> [EXERCISE DETAILS]
Locate the string "calorie" in the listing below. Copy every line where it is found.

== THE RECORDS ==

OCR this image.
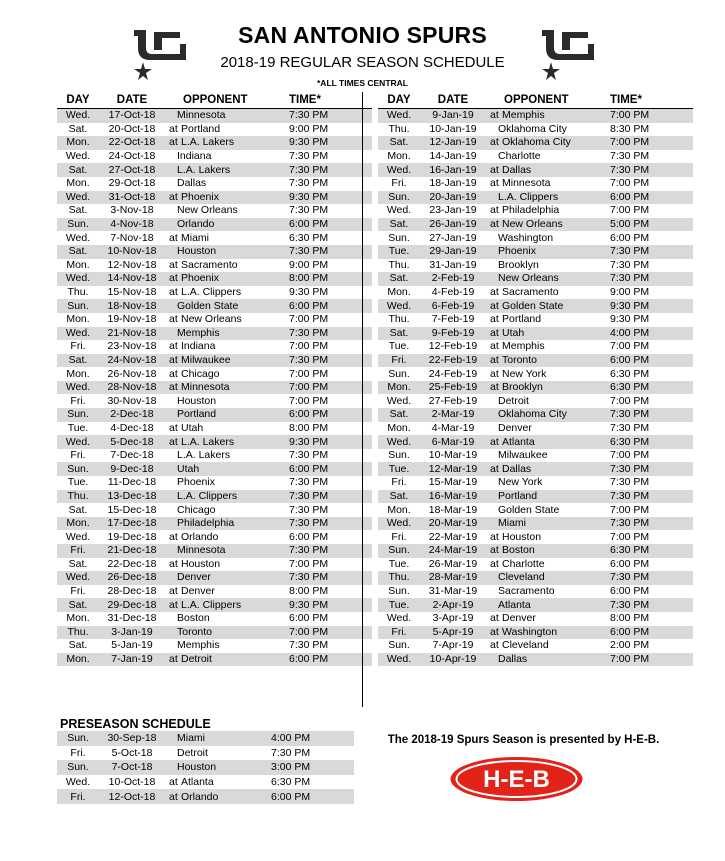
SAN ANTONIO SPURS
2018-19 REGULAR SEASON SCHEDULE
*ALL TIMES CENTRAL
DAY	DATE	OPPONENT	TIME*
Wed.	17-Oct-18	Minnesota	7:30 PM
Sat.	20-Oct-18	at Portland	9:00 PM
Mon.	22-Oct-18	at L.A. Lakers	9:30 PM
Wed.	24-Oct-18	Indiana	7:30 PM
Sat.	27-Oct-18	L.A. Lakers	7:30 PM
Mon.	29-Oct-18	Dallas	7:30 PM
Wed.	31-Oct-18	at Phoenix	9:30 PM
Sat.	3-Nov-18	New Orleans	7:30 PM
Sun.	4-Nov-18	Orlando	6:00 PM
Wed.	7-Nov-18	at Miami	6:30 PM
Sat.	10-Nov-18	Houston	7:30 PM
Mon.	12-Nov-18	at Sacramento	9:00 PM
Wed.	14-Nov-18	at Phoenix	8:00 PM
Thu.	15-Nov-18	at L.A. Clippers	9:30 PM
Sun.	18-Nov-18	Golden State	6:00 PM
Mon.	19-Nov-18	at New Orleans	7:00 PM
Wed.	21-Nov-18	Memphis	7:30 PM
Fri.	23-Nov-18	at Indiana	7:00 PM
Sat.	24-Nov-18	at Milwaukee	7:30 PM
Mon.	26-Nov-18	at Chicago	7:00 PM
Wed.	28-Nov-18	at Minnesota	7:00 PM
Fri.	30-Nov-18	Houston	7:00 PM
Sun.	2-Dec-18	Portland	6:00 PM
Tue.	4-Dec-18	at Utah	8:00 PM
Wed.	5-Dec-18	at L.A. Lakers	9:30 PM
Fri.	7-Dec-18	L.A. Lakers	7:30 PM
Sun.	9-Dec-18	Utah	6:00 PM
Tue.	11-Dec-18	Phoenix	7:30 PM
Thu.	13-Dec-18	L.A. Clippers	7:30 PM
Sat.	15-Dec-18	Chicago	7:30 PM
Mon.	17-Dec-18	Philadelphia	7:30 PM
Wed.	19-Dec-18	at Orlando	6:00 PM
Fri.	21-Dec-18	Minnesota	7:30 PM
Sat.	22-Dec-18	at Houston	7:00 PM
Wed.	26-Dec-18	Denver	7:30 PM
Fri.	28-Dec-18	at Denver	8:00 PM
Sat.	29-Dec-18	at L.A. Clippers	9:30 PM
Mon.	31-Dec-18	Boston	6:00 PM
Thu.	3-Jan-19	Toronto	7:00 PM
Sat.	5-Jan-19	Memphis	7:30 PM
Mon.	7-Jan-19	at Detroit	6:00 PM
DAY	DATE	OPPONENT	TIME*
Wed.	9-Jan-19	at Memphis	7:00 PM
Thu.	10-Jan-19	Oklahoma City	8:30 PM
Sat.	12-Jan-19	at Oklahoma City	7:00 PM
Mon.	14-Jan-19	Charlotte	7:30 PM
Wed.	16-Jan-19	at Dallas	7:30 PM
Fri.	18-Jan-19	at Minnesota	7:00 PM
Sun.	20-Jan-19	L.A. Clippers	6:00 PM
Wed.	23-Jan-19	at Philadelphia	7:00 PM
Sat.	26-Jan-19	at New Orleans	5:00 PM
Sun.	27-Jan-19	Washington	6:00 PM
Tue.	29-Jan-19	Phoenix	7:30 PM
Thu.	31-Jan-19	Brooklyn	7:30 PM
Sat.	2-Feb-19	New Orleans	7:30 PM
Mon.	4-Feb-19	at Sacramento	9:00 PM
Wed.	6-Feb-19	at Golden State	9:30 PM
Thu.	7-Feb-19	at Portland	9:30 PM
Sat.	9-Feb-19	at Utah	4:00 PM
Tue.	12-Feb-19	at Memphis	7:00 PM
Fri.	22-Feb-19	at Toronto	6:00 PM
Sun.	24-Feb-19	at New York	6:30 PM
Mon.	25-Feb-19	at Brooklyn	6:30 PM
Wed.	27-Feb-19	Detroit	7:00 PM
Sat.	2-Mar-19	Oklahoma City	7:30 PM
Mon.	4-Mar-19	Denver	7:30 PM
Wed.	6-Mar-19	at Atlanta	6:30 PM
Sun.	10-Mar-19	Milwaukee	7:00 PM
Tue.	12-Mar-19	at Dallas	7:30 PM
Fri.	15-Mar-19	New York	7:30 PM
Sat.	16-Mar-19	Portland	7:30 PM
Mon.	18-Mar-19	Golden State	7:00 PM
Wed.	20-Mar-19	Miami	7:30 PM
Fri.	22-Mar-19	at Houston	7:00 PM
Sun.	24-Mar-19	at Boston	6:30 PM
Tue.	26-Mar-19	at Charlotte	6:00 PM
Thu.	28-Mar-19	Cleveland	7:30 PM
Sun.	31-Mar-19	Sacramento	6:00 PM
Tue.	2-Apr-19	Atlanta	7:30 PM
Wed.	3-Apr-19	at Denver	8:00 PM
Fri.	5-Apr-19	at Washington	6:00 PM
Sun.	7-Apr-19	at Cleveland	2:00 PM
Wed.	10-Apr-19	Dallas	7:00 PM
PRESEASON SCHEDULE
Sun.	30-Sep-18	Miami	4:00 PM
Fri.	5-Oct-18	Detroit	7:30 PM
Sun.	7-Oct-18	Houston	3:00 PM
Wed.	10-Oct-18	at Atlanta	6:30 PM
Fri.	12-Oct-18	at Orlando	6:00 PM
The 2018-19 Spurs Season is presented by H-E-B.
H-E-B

===
== THE RECORDS ==

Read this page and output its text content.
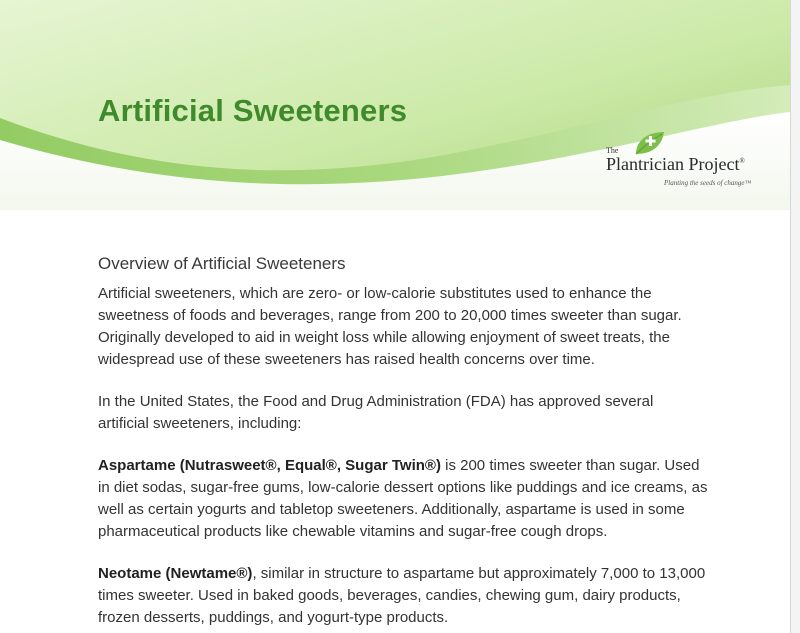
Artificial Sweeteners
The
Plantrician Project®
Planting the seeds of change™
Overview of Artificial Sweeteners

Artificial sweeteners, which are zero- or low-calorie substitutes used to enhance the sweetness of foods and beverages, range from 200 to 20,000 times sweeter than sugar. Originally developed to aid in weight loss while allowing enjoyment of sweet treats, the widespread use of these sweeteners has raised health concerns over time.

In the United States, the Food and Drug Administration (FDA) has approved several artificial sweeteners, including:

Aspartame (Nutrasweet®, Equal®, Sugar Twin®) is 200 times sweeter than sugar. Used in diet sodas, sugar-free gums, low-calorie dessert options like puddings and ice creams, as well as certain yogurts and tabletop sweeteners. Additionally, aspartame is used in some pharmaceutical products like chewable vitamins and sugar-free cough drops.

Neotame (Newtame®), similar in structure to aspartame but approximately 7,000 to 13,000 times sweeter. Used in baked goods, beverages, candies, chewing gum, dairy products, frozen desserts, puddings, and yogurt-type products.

===

> [WRITTEN RESPONSE]
Artificial sweeteners, which are zero- or low-calorie substitutes used to enhance the sweetness of foods and beverages, range from 200 to 20,000 times sweeter than sugar. Originally developed to aid in weight loss while allowing enjoyment of sweet treats, the widespread use of these sweeteners has raised health concerns over time.
Aspartame (Nutrasweet®, Equal®, Sugar Twin®) is 200 times sweeter than sugar. Used in diet sodas, sugar-free gums, low-calorie dessert options like puddings and ice creams, as well as certain yogurts and tabletop sweeteners. Additionally, aspartame is used in some pharmaceutical products like chewable vitamins and sugar-free cough drops.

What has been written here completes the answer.